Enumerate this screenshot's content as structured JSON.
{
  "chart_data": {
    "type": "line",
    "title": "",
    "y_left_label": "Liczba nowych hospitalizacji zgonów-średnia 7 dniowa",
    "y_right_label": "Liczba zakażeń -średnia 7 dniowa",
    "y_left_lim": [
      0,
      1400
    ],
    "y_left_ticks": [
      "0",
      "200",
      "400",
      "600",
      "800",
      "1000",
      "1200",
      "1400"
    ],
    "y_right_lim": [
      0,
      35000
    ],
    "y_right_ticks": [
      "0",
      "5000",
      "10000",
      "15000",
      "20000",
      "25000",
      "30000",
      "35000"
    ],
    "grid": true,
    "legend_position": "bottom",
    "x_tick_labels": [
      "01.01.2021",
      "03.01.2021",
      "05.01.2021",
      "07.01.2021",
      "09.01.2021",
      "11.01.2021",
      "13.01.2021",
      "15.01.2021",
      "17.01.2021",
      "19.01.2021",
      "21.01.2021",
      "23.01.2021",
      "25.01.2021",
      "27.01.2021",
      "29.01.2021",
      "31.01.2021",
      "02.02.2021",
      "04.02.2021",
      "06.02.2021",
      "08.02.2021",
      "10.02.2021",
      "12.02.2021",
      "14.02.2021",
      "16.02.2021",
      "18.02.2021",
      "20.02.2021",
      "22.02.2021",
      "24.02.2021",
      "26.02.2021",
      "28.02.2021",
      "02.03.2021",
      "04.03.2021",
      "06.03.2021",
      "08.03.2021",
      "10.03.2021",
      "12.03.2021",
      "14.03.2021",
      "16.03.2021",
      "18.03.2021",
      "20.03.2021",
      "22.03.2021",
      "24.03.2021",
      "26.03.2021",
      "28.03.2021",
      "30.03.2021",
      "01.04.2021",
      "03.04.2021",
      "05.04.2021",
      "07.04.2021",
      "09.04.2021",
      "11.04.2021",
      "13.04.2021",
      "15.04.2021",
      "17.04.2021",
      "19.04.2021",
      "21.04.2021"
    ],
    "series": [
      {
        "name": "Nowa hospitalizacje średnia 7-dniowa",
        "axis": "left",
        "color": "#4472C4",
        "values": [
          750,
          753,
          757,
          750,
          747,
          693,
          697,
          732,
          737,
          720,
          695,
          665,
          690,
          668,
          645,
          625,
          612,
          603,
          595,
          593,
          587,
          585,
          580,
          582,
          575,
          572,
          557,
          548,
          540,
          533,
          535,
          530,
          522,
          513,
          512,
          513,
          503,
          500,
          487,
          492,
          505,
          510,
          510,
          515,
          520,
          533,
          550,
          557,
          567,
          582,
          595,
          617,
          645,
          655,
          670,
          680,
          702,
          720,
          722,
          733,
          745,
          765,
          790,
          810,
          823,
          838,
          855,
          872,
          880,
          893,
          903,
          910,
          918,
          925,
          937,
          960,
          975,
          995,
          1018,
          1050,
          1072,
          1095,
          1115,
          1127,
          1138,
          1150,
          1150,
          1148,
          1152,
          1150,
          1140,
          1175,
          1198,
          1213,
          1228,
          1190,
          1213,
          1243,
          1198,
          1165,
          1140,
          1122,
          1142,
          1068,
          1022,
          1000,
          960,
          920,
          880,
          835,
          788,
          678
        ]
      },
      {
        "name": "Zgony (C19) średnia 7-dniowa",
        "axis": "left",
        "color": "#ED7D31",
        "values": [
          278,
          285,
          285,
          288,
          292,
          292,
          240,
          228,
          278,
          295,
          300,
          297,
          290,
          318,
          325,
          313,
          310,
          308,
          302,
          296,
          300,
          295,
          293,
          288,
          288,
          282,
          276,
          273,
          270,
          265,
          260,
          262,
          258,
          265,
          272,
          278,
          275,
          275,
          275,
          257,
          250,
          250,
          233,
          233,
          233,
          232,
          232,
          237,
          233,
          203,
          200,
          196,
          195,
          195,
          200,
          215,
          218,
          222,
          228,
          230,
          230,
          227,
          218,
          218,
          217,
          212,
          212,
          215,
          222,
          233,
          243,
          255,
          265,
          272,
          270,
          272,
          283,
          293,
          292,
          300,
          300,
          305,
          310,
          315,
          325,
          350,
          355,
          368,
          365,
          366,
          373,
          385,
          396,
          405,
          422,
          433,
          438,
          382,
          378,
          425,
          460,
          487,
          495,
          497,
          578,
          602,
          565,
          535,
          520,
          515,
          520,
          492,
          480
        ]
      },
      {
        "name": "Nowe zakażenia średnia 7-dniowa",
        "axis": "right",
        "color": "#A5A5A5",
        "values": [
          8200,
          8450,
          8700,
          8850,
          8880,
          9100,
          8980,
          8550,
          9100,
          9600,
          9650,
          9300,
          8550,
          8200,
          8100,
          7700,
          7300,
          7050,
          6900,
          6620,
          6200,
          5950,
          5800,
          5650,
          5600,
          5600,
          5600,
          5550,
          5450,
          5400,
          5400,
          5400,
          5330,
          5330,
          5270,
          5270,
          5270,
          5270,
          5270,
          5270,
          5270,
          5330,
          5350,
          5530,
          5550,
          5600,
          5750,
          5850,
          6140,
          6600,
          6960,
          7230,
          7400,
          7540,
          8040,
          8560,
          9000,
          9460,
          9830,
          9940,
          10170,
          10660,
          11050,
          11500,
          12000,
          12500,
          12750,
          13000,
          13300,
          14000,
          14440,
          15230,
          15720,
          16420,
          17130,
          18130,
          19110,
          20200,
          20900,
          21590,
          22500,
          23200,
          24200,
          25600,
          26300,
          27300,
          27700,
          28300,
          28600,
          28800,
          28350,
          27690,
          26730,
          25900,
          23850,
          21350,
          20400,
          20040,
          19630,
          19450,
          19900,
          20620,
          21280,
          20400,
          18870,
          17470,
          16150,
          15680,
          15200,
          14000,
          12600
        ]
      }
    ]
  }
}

__DIRECTIONS FOR THIS TASK__.
Look above for lines with the word "dniowa" and copy them all.

__SOLUTION FOR THIS PROBLEM__.
    "y_left_label": "Liczba nowych hospitalizacji zgonów-średnia 7 dniowa",
    "y_right_label": "Liczba zakażeń -średnia 7 dniowa",
        "name": "Nowa hospitalizacje średnia 7-dniowa",
        "name": "Zgony (C19) średnia 7-dniowa",
        "name": "Nowe zakażenia średnia 7-dniowa",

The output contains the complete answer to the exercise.